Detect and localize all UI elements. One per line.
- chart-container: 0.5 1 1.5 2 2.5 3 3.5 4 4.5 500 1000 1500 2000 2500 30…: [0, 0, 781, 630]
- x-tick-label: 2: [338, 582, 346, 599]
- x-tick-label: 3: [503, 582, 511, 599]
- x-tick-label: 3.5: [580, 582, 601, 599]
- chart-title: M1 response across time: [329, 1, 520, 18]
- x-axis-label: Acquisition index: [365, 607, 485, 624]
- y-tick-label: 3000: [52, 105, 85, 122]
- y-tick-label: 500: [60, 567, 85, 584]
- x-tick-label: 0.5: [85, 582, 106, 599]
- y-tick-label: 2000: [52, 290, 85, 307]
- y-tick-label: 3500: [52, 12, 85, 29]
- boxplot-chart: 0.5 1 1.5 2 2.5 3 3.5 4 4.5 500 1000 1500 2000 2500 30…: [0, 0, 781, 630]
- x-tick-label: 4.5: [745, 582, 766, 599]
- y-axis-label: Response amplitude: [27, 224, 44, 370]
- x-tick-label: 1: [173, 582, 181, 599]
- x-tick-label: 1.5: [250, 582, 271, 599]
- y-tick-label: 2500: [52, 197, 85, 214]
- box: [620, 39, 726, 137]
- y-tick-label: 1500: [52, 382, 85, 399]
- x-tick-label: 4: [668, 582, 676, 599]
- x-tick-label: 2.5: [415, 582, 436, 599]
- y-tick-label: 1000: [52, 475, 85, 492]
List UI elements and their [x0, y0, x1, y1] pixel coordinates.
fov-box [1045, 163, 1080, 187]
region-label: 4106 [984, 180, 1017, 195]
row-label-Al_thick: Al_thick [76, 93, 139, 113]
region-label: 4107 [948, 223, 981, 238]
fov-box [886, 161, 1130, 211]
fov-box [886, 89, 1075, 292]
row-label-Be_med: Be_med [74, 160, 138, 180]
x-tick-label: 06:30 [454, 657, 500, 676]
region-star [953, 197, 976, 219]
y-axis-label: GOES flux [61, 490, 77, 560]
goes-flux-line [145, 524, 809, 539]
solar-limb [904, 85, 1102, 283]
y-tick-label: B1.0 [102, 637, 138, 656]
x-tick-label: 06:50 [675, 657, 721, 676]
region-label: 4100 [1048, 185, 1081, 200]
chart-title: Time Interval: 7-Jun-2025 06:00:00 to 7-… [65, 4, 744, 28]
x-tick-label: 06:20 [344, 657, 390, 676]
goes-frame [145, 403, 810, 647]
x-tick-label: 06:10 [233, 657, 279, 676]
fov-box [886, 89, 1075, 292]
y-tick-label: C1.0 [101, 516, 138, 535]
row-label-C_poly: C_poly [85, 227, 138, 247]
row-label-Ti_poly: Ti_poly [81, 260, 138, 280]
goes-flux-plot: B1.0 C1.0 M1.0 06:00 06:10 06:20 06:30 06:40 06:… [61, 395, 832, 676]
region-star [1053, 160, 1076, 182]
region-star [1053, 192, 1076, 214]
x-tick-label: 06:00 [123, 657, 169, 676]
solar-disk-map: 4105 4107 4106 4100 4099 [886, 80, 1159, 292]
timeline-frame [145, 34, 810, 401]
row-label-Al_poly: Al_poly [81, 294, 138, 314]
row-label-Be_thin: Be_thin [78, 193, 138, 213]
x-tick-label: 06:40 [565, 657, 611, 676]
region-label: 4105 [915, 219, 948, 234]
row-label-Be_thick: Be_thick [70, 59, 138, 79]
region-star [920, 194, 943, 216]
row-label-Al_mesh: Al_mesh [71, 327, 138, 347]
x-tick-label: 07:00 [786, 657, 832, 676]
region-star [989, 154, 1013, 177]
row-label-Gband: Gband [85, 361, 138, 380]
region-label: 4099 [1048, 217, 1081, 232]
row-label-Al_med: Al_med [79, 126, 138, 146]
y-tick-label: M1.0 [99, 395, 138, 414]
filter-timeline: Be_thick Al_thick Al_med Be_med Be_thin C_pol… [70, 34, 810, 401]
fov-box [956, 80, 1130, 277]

==============================

* **Work instructions**: From the listing above, pick out and copy every line that contains the string "flux". Case counts.

* **Response to this exercise**:
y-axis-label: GOES flux [61, 490, 77, 560]
goes-flux-line [145, 524, 809, 539]
goes-flux-plot: B1.0 C1.0 M1.0 06:00 06:10 06:20 06:30 06:40 06:… [61, 395, 832, 676]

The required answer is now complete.